Requirements
Rewrite the entries that begin at the line with "user-icon[interactable] — [1236, 8, 1252, 30]" and stop after the line with "caret-icon — [101, 159, 106, 163]", both lines included, changing every "column-header" to "table-header" and keeping everything else the same.

(Collected data entries)
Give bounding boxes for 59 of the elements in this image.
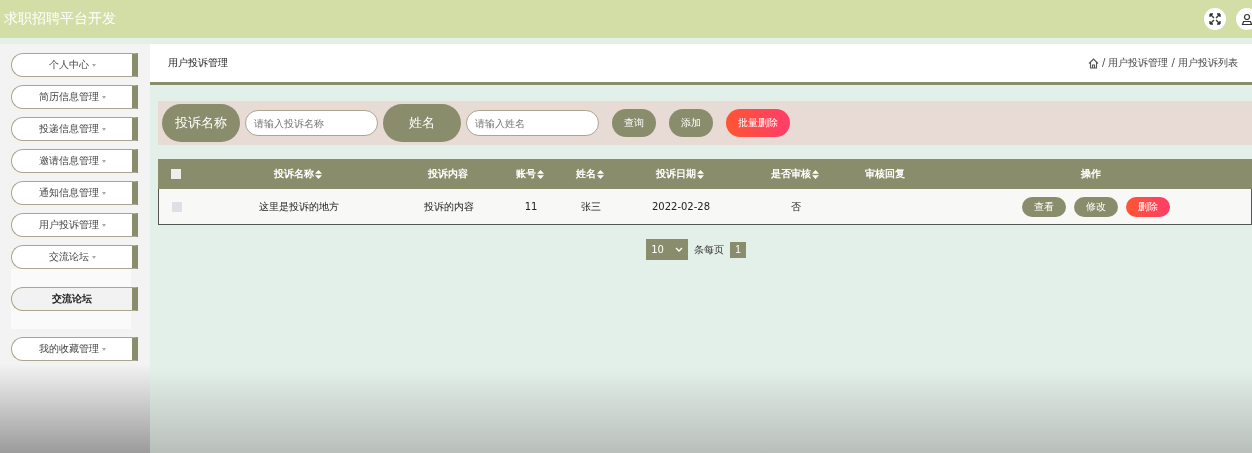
user-icon[interactable] — [1236, 8, 1252, 30]
column-header[interactable]: 投诉日期 — [656, 167, 704, 181]
row-action-button[interactable]: 删除 — [1126, 196, 1170, 217]
column-header: 投诉内容 — [427, 167, 468, 181]
page-size-label: 条每页 — [694, 242, 725, 257]
table-cell: 否 — [791, 199, 801, 214]
checkbox[interactable] — [172, 201, 182, 212]
column-header[interactable]: 投诉名称 — [273, 167, 322, 181]
menu-item[interactable]: 我的收藏管理 — [11, 337, 138, 361]
action-button[interactable]: 批量删除 — [726, 109, 790, 137]
home-icon[interactable] — [1087, 57, 1099, 69]
column-header[interactable]: 姓名 — [576, 167, 604, 181]
sort-icon[interactable] — [697, 169, 704, 179]
menu-item[interactable]: 交流论坛 — [11, 245, 138, 269]
search-label: 姓名 — [383, 104, 461, 142]
sort-icon[interactable] — [597, 169, 604, 179]
submenu-item[interactable]: 交流论坛 — [11, 287, 138, 311]
column-header[interactable]: 是否审核 — [771, 167, 819, 181]
breadcrumb-item[interactable]: / 用户投诉列表 — [1171, 56, 1238, 70]
menu-item[interactable]: 邀请信息管理 — [11, 149, 138, 173]
action-button[interactable]: 添加 — [669, 109, 713, 137]
table-cell: 张三 — [581, 199, 601, 214]
table-cell: 11 — [524, 201, 538, 212]
caret-icon — [101, 95, 106, 99]
caret-icon — [101, 191, 106, 195]
menu-item[interactable]: 通知信息管理 — [11, 181, 138, 205]
app-title: 求职招聘平台开发 — [4, 10, 116, 28]
column-header: 审核回复 — [865, 167, 905, 181]
column-header[interactable]: 账号 — [516, 167, 544, 181]
column-header: 操作 — [1081, 167, 1101, 181]
caret-icon — [101, 159, 106, 163]
page-size-select[interactable]: 10 — [646, 239, 689, 260]
menu-item[interactable]: 简历信息管理 — [11, 85, 138, 109]
action-button[interactable]: 查询 — [612, 109, 656, 137]
caret-icon — [101, 223, 106, 227]
row-action-button[interactable]: 查看 — [1022, 196, 1066, 217]
sort-icon[interactable] — [314, 169, 322, 179]
search-label: 投诉名称 — [162, 104, 240, 142]
page-title: 用户投诉管理 — [168, 56, 228, 70]
menu-item[interactable]: 投递信息管理 — [11, 117, 138, 141]
caret-icon — [101, 127, 106, 131]
table-cell: 2022-02-28 — [651, 201, 711, 212]
menu-item[interactable]: 个人中心 — [11, 53, 138, 77]
breadcrumb-item[interactable]: / 用户投诉管理 — [1101, 56, 1169, 70]
fullscreen-icon[interactable] — [1204, 8, 1226, 30]
caret-icon — [91, 255, 96, 259]
page-button[interactable]: 1 — [730, 241, 746, 258]
search-field[interactable]: 请输入姓名 — [466, 110, 599, 136]
caret-icon — [101, 347, 106, 351]
table-cell: 这里是投诉的地方 — [258, 199, 339, 214]
caret-icon — [91, 63, 96, 67]
menu-item[interactable]: 用户投诉管理 — [11, 213, 138, 237]
search-field[interactable]: 请输入投诉名称 — [245, 110, 378, 136]
table-cell: 投诉的内容 — [423, 199, 474, 214]
sort-icon[interactable] — [537, 169, 544, 179]
sort-icon[interactable] — [812, 169, 819, 179]
checkbox[interactable] — [171, 169, 181, 179]
chevron-down-icon — [675, 246, 684, 253]
row-action-button[interactable]: 修改 — [1074, 196, 1118, 217]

Exercise response
user-icon[interactable] — [1236, 8, 1252, 30]
table-header[interactable]: 投诉日期 — [656, 167, 704, 181]
row-action-button[interactable]: 删除 — [1126, 196, 1170, 217]
table-header: 投诉内容 — [427, 167, 468, 181]
page-size-label: 条每页 — [694, 242, 725, 257]
table-cell: 否 — [791, 199, 801, 214]
checkbox[interactable] — [172, 201, 182, 212]
table-header[interactable]: 投诉名称 — [273, 167, 322, 181]
menu-item[interactable]: 我的收藏管理 — [11, 337, 138, 361]
action-button[interactable]: 批量删除 — [726, 109, 790, 137]
home-icon[interactable] — [1087, 57, 1099, 69]
table-header[interactable]: 姓名 — [576, 167, 604, 181]
sort-icon[interactable] — [697, 169, 704, 179]
menu-item[interactable]: 交流论坛 — [11, 245, 138, 269]
search-label: 姓名 — [383, 104, 461, 142]
sort-icon[interactable] — [597, 169, 604, 179]
submenu-item[interactable]: 交流论坛 — [11, 287, 138, 311]
table-header[interactable]: 是否审核 — [771, 167, 819, 181]
breadcrumb-item[interactable]: / 用户投诉列表 — [1171, 56, 1238, 70]
menu-item[interactable]: 邀请信息管理 — [11, 149, 138, 173]
action-button[interactable]: 添加 — [669, 109, 713, 137]
table-cell: 张三 — [581, 199, 601, 214]
table-cell: 11 — [524, 201, 538, 212]
caret-icon — [101, 95, 106, 99]
caret-icon — [101, 191, 106, 195]
menu-item[interactable]: 通知信息管理 — [11, 181, 138, 205]
app-title: 求职招聘平台开发 — [4, 10, 116, 28]
table-header: 审核回复 — [865, 167, 905, 181]
table-header[interactable]: 账号 — [516, 167, 544, 181]
table-header: 操作 — [1081, 167, 1101, 181]
caret-icon — [101, 159, 106, 163]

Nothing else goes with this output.